* [SET PROBLEM] Using the records below, please work out how many lines contain "nhận"; answer with the number alone.

----- THE RECORDS

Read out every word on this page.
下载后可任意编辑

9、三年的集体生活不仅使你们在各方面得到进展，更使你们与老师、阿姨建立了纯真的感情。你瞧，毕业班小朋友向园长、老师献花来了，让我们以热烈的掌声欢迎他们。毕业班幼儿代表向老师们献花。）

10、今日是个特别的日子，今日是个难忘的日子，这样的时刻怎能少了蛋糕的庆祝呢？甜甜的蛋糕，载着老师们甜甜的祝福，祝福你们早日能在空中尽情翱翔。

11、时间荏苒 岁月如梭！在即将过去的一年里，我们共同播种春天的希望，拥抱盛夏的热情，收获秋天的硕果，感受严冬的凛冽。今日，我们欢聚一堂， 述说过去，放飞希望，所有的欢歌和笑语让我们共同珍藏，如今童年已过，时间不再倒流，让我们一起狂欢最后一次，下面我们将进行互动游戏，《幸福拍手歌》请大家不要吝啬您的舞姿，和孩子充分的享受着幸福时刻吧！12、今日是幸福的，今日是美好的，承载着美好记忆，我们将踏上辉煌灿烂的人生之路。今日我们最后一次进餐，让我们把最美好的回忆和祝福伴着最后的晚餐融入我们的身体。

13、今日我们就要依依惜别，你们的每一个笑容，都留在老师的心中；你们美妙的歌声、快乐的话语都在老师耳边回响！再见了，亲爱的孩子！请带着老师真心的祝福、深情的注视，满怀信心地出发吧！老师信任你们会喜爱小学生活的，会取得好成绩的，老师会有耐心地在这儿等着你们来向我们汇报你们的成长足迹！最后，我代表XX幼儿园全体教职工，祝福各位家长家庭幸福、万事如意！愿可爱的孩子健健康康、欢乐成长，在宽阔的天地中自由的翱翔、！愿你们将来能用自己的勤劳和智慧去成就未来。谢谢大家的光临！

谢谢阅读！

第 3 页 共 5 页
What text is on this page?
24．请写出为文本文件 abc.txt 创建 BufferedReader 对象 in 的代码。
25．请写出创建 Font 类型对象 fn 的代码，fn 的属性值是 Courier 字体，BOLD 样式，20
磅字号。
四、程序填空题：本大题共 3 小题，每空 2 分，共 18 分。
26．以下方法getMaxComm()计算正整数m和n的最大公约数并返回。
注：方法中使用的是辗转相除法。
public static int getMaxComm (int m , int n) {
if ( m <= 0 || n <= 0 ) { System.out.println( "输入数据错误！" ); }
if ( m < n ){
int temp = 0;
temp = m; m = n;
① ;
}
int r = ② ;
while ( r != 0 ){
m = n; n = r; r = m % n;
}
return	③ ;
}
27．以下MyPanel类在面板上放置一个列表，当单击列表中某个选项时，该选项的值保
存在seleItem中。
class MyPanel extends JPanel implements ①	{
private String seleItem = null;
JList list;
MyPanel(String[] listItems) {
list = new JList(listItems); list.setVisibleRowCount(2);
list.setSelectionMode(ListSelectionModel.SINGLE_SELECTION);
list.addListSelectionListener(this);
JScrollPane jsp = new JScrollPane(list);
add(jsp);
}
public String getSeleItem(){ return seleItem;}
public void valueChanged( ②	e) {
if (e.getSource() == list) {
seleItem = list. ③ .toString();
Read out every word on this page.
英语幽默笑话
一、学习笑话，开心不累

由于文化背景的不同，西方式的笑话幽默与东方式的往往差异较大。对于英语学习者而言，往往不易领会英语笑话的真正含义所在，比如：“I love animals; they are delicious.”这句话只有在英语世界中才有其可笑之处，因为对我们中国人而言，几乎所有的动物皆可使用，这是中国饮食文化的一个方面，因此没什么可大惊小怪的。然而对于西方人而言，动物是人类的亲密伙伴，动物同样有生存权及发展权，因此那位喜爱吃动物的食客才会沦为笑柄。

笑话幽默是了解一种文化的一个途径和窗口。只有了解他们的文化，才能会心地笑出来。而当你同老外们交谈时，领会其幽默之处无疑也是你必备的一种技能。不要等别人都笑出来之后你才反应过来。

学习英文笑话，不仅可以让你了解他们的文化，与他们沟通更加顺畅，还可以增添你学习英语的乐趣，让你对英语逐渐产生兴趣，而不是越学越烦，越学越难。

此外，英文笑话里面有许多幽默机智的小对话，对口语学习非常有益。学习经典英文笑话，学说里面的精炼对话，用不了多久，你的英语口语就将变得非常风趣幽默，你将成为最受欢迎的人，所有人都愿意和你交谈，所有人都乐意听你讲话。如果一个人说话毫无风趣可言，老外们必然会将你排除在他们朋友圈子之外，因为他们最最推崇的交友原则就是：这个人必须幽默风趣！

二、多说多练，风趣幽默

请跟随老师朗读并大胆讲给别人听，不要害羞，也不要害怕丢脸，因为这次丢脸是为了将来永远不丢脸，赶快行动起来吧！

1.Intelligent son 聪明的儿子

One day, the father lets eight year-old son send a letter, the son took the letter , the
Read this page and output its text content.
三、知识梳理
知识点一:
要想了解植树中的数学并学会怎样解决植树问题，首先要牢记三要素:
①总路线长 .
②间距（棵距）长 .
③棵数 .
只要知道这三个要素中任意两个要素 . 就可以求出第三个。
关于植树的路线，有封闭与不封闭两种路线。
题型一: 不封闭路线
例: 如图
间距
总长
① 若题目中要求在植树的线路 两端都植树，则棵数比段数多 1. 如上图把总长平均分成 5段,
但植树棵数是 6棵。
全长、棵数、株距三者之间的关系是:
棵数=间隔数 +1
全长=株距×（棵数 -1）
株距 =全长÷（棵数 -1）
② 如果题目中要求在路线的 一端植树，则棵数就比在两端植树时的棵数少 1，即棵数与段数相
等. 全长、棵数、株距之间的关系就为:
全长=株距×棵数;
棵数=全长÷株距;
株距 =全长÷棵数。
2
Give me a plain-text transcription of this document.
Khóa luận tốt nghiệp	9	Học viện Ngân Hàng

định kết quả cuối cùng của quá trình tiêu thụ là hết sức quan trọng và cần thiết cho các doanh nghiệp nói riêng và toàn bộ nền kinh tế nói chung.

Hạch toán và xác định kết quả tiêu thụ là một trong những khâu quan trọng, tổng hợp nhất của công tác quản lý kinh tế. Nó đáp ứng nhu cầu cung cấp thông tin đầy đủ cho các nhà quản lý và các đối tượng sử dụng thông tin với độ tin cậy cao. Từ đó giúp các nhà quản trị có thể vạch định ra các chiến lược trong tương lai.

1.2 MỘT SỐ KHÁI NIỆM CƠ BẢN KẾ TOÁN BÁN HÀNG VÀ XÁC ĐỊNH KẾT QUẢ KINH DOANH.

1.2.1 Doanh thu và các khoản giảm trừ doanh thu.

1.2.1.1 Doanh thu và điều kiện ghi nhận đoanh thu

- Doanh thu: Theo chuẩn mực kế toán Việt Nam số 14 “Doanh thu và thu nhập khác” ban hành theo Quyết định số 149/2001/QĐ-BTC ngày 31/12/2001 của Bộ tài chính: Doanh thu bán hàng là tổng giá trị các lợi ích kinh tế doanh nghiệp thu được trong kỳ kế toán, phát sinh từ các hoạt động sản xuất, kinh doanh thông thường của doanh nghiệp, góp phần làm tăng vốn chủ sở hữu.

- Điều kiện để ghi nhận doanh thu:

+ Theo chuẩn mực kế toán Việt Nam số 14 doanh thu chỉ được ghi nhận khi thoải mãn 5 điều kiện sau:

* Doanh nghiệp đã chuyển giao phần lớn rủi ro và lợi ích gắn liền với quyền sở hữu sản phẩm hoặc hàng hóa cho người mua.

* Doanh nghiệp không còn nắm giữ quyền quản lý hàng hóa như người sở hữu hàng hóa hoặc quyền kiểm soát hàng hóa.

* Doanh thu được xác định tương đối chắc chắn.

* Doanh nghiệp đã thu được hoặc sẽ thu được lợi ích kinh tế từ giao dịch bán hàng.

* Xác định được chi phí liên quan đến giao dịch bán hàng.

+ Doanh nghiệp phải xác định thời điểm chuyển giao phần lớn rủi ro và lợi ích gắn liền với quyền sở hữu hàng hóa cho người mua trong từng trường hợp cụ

----------

* [COMPLETED EXERCISE] 3